Short task: In the listing below, identify each line with the word "title" and return those lines.

Data for this task:
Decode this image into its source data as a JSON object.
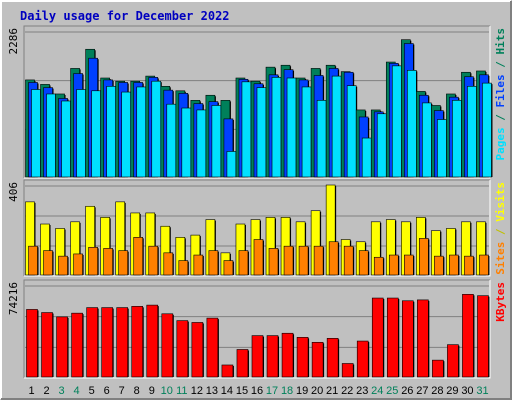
{
  "chart_data": {
    "type": "bar",
    "title": "Daily usage for December 2022",
    "days": [
      "1",
      "2",
      "3",
      "4",
      "5",
      "6",
      "7",
      "8",
      "9",
      "10",
      "11",
      "12",
      "13",
      "14",
      "15",
      "16",
      "17",
      "18",
      "19",
      "20",
      "21",
      "22",
      "23",
      "24",
      "25",
      "26",
      "27",
      "28",
      "29",
      "30",
      "31"
    ],
    "weekend_days": [
      "3",
      "4",
      "10",
      "11",
      "17",
      "18",
      "24",
      "25",
      "31"
    ],
    "colors": {
      "title": "#0000c0",
      "day_label": "#000000",
      "weekend_label": "#00805a",
      "hits": "#00805a",
      "files": "#0040ff",
      "pages": "#00e0ff",
      "visits": "#ffff00",
      "sites": "#ff8000",
      "kbytes": "#ff0000",
      "kbytes_label": "#ff0000",
      "background": "#c0c0c0",
      "grid": "#808080"
    },
    "panels": [
      {
        "ymax_label": "2286",
        "ymax": 2286,
        "right_labels": [
          {
            "text": "Pages",
            "color": "#00e0ff"
          },
          {
            "text": " / ",
            "color": "#00805a"
          },
          {
            "text": "Files",
            "color": "#0040ff"
          },
          {
            "text": " / ",
            "color": "#00805a"
          },
          {
            "text": "Hits",
            "color": "#00805a"
          }
        ],
        "series": [
          {
            "name": "Hits",
            "key": "hits",
            "values": [
              1520,
              1450,
              1300,
              1700,
              2000,
              1550,
              1500,
              1500,
              1580,
              1420,
              1350,
              1200,
              1280,
              1200,
              1550,
              1500,
              1720,
              1750,
              1550,
              1700,
              1750,
              1650,
              1050,
              1050,
              1800,
              2150,
              1340,
              1120,
              1300,
              1640,
              1660
            ]
          },
          {
            "name": "Files",
            "key": "files",
            "values": [
              1480,
              1400,
              1230,
              1620,
              1860,
              1520,
              1480,
              1480,
              1560,
              1360,
              1310,
              1150,
              1180,
              910,
              1530,
              1460,
              1600,
              1680,
              1520,
              1590,
              1700,
              1640,
              940,
              1020,
              1780,
              2090,
              1280,
              1040,
              1250,
              1570,
              1600
            ]
          },
          {
            "name": "Pages",
            "key": "pages",
            "values": [
              1370,
              1300,
              1190,
              1370,
              1350,
              1420,
              1330,
              1410,
              1500,
              1140,
              1080,
              1050,
              1120,
              400,
              1490,
              1400,
              1560,
              1550,
              1410,
              1200,
              1580,
              1430,
              610,
              990,
              1740,
              1670,
              1160,
              900,
              1200,
              1420,
              1470
            ]
          }
        ]
      },
      {
        "ymax_label": "406",
        "ymax": 406,
        "right_labels": [
          {
            "text": "Sites",
            "color": "#ff8000"
          },
          {
            "text": " / ",
            "color": "#c0c000"
          },
          {
            "text": "Visits",
            "color": "#ffff00"
          }
        ],
        "series": [
          {
            "name": "Visits",
            "key": "visits",
            "values": [
              330,
              230,
              210,
              240,
              310,
              260,
              330,
              280,
              280,
              220,
              170,
              180,
              250,
              100,
              230,
              250,
              260,
              260,
              240,
              290,
              406,
              160,
              150,
              240,
              250,
              240,
              260,
              200,
              210,
              240,
              240
            ]
          },
          {
            "name": "Sites",
            "key": "sites",
            "values": [
              130,
              110,
              85,
              95,
              125,
              120,
              110,
              170,
              130,
              100,
              65,
              90,
              110,
              65,
              110,
              160,
              120,
              130,
              130,
              130,
              150,
              130,
              110,
              80,
              90,
              90,
              165,
              85,
              90,
              85,
              90
            ]
          }
        ]
      },
      {
        "ymax_label": "74216",
        "ymax": 74216,
        "right_labels": [
          {
            "text": "KBytes",
            "color": "#ff0000"
          }
        ],
        "series": [
          {
            "name": "KBytes",
            "key": "kbytes",
            "values": [
              54500,
              52000,
              48500,
              51500,
              56000,
              56000,
              56000,
              57000,
              58000,
              51000,
              45500,
              44000,
              47500,
              9700,
              22200,
              33400,
              33400,
              35300,
              32000,
              28000,
              31200,
              10900,
              29000,
              63700,
              63700,
              61500,
              62200,
              13600,
              26100,
              66700,
              65600
            ]
          }
        ]
      }
    ]
  }
}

Result of this exercise:
    "title": "Daily usage for December 2022",
      "title": "#0000c0",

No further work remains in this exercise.